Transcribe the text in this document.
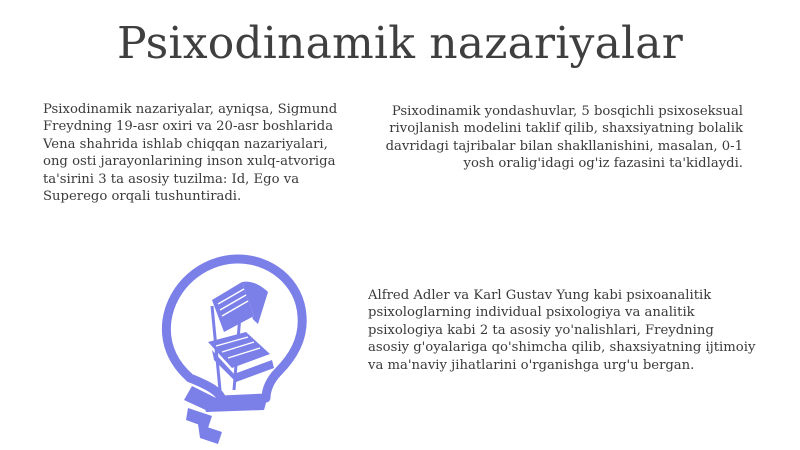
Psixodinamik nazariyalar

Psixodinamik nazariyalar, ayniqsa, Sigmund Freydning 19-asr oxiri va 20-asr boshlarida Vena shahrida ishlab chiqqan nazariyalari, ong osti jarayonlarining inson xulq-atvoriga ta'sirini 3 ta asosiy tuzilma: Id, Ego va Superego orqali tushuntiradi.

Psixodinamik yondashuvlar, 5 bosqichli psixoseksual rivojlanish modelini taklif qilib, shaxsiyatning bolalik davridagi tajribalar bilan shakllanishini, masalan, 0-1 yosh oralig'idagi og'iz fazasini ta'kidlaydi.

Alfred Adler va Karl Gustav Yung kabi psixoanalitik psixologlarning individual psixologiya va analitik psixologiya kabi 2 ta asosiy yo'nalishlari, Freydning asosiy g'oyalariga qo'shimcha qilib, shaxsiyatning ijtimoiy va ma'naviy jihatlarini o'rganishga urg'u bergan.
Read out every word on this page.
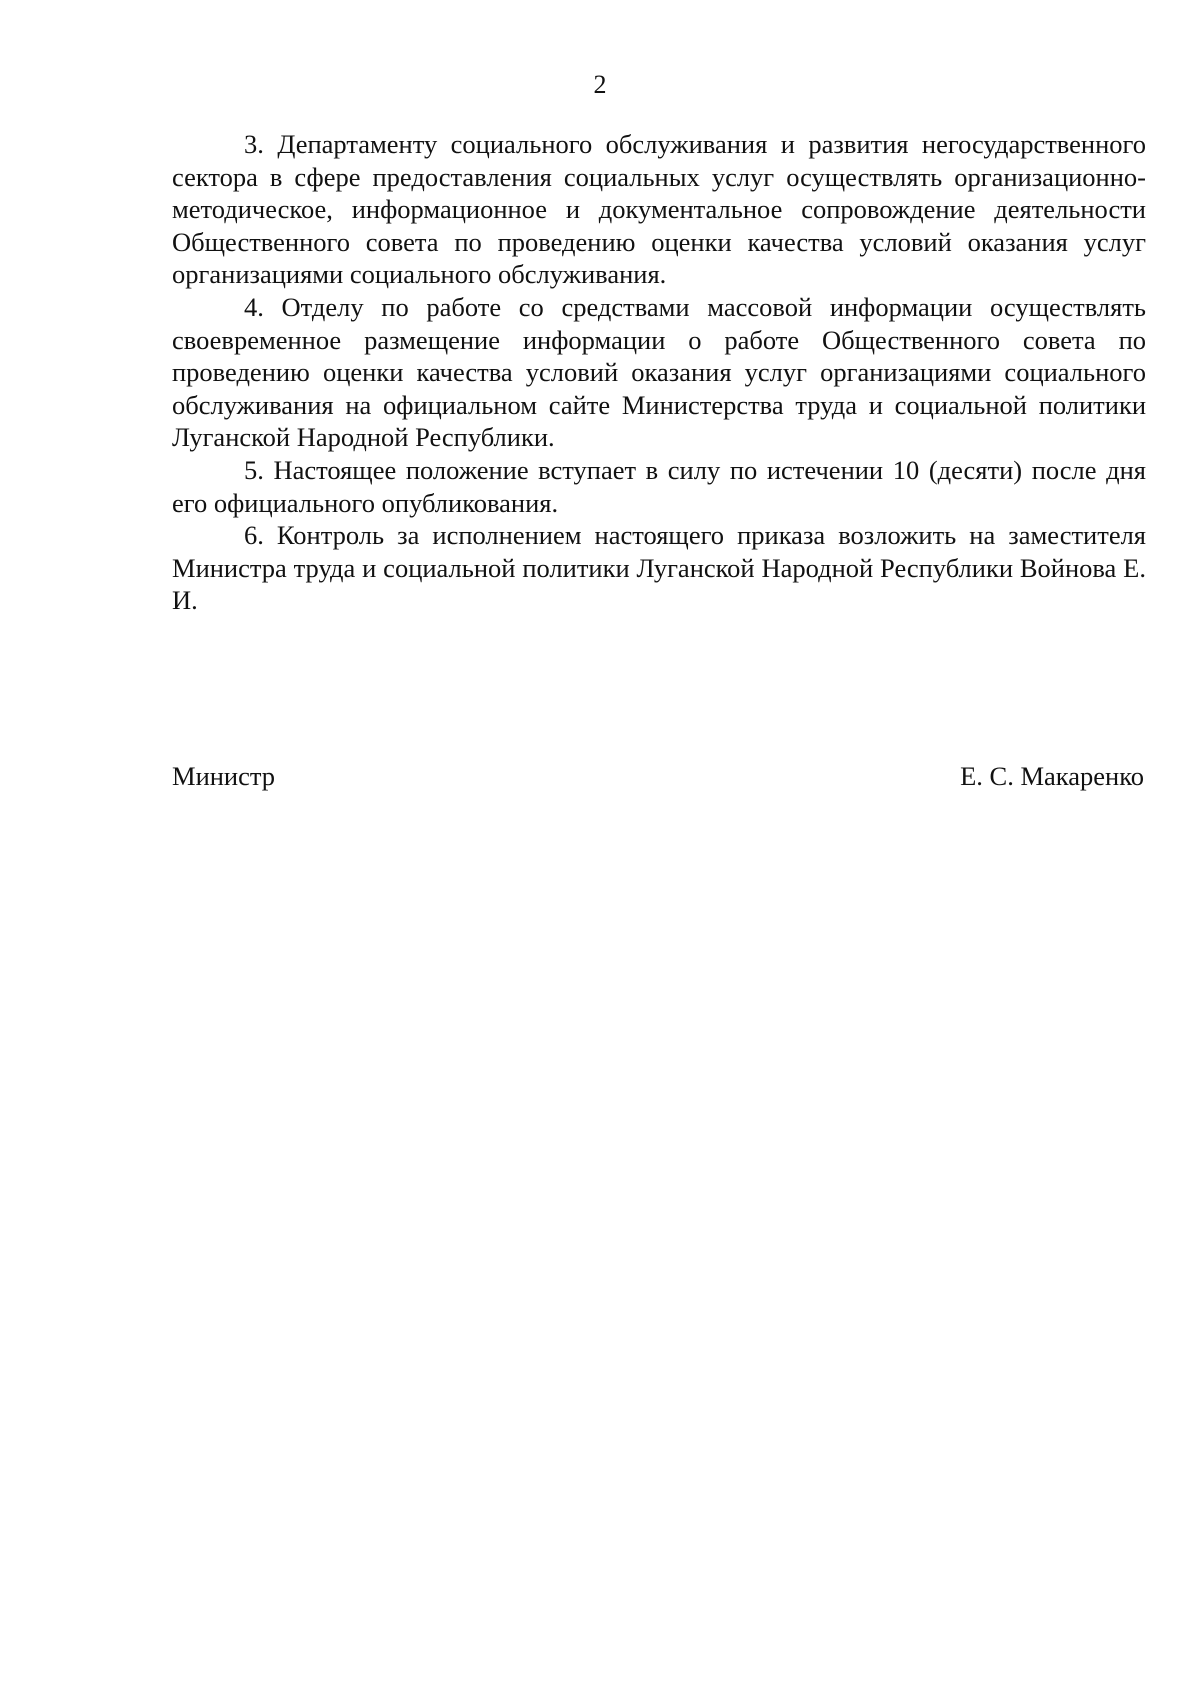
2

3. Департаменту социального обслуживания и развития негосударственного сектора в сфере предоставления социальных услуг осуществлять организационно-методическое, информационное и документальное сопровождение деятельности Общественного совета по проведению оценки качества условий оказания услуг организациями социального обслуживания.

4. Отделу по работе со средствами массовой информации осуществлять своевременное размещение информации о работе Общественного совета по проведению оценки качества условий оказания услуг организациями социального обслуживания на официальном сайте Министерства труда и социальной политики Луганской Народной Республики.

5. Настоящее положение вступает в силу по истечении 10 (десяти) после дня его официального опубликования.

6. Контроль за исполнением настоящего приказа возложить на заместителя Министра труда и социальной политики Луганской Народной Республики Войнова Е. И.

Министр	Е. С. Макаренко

* [Request] Count how many lines in the data above hold the string "nazariyalar", and give the number with no other words.

* [The response] 2